Set exercise: Output each entry exactly; skip nothing.

A block of data
— Begin —

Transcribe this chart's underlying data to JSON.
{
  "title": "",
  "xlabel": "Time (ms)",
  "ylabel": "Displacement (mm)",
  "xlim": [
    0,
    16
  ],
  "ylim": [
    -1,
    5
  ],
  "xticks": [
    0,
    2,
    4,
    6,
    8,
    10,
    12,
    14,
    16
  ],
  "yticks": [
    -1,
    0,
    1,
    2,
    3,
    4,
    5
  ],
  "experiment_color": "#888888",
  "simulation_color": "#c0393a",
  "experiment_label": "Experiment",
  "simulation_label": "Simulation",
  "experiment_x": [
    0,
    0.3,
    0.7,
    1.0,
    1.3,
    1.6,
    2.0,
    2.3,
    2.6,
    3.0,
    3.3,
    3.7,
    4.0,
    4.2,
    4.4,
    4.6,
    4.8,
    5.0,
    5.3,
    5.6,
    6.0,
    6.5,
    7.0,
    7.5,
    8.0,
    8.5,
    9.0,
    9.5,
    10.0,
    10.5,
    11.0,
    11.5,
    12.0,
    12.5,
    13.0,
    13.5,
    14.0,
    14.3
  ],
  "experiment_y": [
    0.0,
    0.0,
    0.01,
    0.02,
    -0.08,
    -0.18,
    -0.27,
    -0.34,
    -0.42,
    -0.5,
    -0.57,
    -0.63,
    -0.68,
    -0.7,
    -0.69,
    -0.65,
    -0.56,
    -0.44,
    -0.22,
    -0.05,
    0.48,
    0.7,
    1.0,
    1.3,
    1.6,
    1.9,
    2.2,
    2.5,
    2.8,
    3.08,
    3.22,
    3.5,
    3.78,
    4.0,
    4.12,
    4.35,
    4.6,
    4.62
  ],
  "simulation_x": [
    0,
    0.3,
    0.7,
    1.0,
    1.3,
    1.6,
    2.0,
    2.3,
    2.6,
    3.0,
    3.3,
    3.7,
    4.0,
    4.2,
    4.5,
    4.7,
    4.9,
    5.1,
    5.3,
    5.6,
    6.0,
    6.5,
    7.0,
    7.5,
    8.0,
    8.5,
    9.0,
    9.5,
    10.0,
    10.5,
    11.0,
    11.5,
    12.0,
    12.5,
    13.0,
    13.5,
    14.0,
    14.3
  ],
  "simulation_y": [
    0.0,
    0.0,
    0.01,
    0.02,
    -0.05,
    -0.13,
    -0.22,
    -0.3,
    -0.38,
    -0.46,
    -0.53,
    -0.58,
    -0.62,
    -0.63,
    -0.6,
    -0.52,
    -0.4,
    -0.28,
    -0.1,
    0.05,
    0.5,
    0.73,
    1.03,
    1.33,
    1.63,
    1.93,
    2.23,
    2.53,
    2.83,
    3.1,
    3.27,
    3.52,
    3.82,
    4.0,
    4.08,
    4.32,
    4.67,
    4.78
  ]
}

— End —

Complete response:
Transcribe this chart's underlying data to JSON.
{
  "title": "",
  "xlabel": "Time (ms)",
  "ylabel": "Displacement (mm)",
  "xlim": [
    0,
    16
  ],
  "ylim": [
    -1,
    5
  ],
  "xticks": [
    0,
    2,
    4,
    6,
    8,
    10,
    12,
    14,
    16
  ],
  "yticks": [
    -1,
    0,
    1,
    2,
    3,
    4,
    5
  ],
  "experiment_color": "#888888",
  "simulation_color": "#c0393a",
  "experiment_label": "Experiment",
  "simulation_label": "Simulation",
  "experiment_x": [
    0,
    0.3,
    0.7,
    1.0,
    1.3,
    1.6,
    2.0,
    2.3,
    2.6,
    3.0,
    3.3,
    3.7,
    4.0,
    4.2,
    4.4,
    4.6,
    4.8,
    5.0,
    5.3,
    5.6,
    6.0,
    6.5,
    7.0,
    7.5,
    8.0,
    8.5,
    9.0,
    9.5,
    10.0,
    10.5,
    11.0,
    11.5,
    12.0,
    12.5,
    13.0,
    13.5,
    14.0,
    14.3
  ],
  "experiment_y": [
    0.0,
    0.0,
    0.01,
    0.02,
    -0.08,
    -0.18,
    -0.27,
    -0.34,
    -0.42,
    -0.5,
    -0.57,
    -0.63,
    -0.68,
    -0.7,
    -0.69,
    -0.65,
    -0.56,
    -0.44,
    -0.22,
    -0.05,
    0.48,
    0.7,
    1.0,
    1.3,
    1.6,
    1.9,
    2.2,
    2.5,
    2.8,
    3.08,
    3.22,
    3.5,
    3.78,
    4.0,
    4.12,
    4.35,
    4.6,
    4.62
  ],
  "simulation_x": [
    0,
    0.3,
    0.7,
    1.0,
    1.3,
    1.6,
    2.0,
    2.3,
    2.6,
    3.0,
    3.3,
    3.7,
    4.0,
    4.2,
    4.5,
    4.7,
    4.9,
    5.1,
    5.3,
    5.6,
    6.0,
    6.5,
    7.0,
    7.5,
    8.0,
    8.5,
    9.0,
    9.5,
    10.0,
    10.5,
    11.0,
    11.5,
    12.0,
    12.5,
    13.0,
    13.5,
    14.0,
    14.3
  ],
  "simulation_y": [
    0.0,
    0.0,
    0.01,
    0.02,
    -0.05,
    -0.13,
    -0.22,
    -0.3,
    -0.38,
    -0.46,
    -0.53,
    -0.58,
    -0.62,
    -0.63,
    -0.6,
    -0.52,
    -0.4,
    -0.28,
    -0.1,
    0.05,
    0.5,
    0.73,
    1.03,
    1.33,
    1.63,
    1.93,
    2.23,
    2.53,
    2.83,
    3.1,
    3.27,
    3.52,
    3.82,
    4.0,
    4.08,
    4.32,
    4.67,
    4.78
  ]
}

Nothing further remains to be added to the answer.